+++ Teks Bacaan +++

(dari Seminar Pertanian di Unpad Jatinangor, 21 Feb 2009)
Dr. Fahmi Amhar
Ada dua pertanyaan seputar dunia pertanian: (1) Kalau dunia pertanian Indonesia telah berhasil swasembada beras, apakah itu keberhasilan Departemen Pertanian? (2) Kalau kita telah swasembada beras, adakah kita aman dari krisis global? Apapun jawaban anda pada dua pertanyaan itu, marilah kita menelaah lebih jauh persoalan.
Pertanian membutuhkan lahan, air, dan infrastruktur. Tanpa lahan di mana kita menanam? Tanpa air tidak ada kehidupan. Dan tanpa infrastruktur seperti jalan atau pasar, hasil panen sulit dijual. Dan keseluruhan aspek ini karena menyangkut ruang, diatur dalam UU 24 tahun 2007 tentang Penataan Ruang. Tanpa wawasan pertanian yang cukup, dapat saja di era otonomi daerah ini seorang gubernur atau bupati mengalokasikan suatu ruang untuk peruntukan yang tidak ramah pertanian atau bahkan rajin menukar peruntukan dari sektor pertanian ke sektor yang lebih komersil, misalnya real estat atau industri.
Masalah lahan juga masalah pertanahan. Sebagian besar petani kita adalah petani penggarap yang tidak punya tanah, atau memiliki lahan sangat sempit atau marginal yang tidak mencukupi untuk menopang kehidupannya. Ada UU Pokok Agraria, namun UU ini kini terdesak dengan UU Penanaman Modal yang membolehkan investor asing mendirikan usaha dengan memperoleh Hak Guna Usaha hingga 95 tahun. UU PM ini sedang di-judicial review di Mahkamah Konstitusi. Masalahnya, tanah memang sudah menjadi objek investasi spekulatif, sedang petani kita karena keterbatasan ilmu sering terjerat pada rentenir dan ujung-ujungnya tanahnya digadaikan untuk bayar utang.
Pertanian membutuhkan sumber daya manusia (SDM). Merekalah yang akan bertani. Mereka perlu dibekali di dunia pendidikan, disuluhi agar selalu segar dengan teknologi terkini dan dimotivasi agar cerdas pasar dan cerdas politik. Tanpa cerdas pasar, para petani ini akan selalu diakali oleh para tengkulak. Dan tanpa cerdas politik, para petani ini tidak akan mengenal mana pemimpin dan mana sistem yang lebih ramah pertanian.

+++

Permintaan Tertulis 1 => Ubahlah bagian teks tentang pertanian mulai dari "(dari Seminar Pertanian" sampai dengan "lebih jauh persoalan.", lalu ganti "Departemen Pertanian" dengan "Kementerian Pertanian".
Permintaan Tertulis 2 => Menurut teks tentang pertanian, hingga berapa lama UU Penanaman Modal membolehkan investor asing memperoleh Hak Guna Usaha?

+++ Entri Daftar +++

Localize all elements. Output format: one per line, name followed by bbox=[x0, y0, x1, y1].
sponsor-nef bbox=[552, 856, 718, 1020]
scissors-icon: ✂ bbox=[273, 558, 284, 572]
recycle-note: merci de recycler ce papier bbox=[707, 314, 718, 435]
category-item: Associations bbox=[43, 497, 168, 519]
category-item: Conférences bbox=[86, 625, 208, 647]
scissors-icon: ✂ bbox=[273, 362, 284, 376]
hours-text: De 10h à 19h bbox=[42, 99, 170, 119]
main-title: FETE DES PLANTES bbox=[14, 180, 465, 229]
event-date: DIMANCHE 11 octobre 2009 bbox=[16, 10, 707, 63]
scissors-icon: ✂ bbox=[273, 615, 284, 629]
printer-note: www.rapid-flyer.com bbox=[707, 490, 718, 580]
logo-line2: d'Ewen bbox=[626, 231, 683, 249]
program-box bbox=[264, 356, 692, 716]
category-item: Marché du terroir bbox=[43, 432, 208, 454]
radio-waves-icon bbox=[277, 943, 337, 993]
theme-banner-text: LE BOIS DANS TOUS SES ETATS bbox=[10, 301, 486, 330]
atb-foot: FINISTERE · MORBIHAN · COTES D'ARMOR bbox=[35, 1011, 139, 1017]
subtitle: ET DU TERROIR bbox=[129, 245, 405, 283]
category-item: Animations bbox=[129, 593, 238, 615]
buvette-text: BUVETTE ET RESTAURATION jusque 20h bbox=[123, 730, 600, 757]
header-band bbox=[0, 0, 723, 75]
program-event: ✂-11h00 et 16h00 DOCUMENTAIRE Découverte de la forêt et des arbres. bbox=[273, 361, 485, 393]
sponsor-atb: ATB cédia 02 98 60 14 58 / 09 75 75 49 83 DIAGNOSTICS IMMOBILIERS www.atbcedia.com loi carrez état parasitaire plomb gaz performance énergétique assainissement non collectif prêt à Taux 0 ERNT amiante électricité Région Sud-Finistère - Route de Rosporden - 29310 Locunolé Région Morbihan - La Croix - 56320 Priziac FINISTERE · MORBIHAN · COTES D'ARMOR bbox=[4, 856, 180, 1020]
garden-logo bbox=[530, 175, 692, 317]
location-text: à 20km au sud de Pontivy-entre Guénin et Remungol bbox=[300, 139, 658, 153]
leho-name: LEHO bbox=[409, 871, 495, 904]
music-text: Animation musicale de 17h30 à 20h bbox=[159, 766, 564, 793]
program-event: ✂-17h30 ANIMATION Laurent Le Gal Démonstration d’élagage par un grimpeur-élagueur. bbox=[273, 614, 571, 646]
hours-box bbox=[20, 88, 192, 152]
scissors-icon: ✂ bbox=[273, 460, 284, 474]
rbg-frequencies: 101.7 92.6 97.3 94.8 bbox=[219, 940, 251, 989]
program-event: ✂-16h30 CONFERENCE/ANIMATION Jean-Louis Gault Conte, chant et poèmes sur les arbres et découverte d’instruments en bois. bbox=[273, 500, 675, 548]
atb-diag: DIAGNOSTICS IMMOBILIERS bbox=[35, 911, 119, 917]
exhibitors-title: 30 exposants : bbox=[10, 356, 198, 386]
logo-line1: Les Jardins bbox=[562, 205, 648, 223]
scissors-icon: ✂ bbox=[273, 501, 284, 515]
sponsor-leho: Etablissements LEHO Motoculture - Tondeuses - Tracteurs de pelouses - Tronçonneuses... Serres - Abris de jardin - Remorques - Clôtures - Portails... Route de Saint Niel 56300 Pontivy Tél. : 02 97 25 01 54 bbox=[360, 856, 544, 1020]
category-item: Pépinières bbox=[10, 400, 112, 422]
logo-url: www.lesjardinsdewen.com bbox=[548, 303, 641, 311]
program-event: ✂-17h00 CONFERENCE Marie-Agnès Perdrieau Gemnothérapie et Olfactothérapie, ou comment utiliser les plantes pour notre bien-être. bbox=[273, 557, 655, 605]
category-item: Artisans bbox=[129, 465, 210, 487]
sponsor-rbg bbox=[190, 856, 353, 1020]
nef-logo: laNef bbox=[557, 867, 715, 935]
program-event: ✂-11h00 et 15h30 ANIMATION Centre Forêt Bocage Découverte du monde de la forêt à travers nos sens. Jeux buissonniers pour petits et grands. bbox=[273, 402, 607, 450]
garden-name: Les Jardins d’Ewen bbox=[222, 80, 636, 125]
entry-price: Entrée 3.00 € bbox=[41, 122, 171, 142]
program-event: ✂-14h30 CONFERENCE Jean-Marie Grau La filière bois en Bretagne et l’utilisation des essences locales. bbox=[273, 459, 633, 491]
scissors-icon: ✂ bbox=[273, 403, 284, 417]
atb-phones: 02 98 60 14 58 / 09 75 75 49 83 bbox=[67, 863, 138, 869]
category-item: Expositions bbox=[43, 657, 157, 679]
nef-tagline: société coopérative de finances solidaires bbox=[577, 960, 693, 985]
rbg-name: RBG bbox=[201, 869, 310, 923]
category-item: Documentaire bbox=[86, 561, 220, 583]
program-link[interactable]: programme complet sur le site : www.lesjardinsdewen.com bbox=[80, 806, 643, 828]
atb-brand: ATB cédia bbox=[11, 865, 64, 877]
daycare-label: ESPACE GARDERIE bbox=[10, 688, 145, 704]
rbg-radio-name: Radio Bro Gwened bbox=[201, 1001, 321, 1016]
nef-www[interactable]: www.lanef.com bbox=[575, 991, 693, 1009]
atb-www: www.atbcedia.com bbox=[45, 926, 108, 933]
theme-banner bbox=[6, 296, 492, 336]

+++

Jawaban Tugas 1 =>
(dari Seminar Pertanian di Unpad Jatinangor, 21 Feb 2009)
Dr. Fahmi Amhar
Ada dua pertanyaan seputar dunia pertanian: (1) Kalau dunia pertanian Indonesia telah berhasil swasembada beras, apakah itu keberhasilan Kementerian Pertanian? (2) Kalau kita telah swasembada beras, adakah kita aman dari krisis global? Apapun jawaban anda pada dua pertanyaan itu, marilah kita menelaah lebih jauh persoalan.

Jawaban Tugas 2 => Hingga 95 tahun.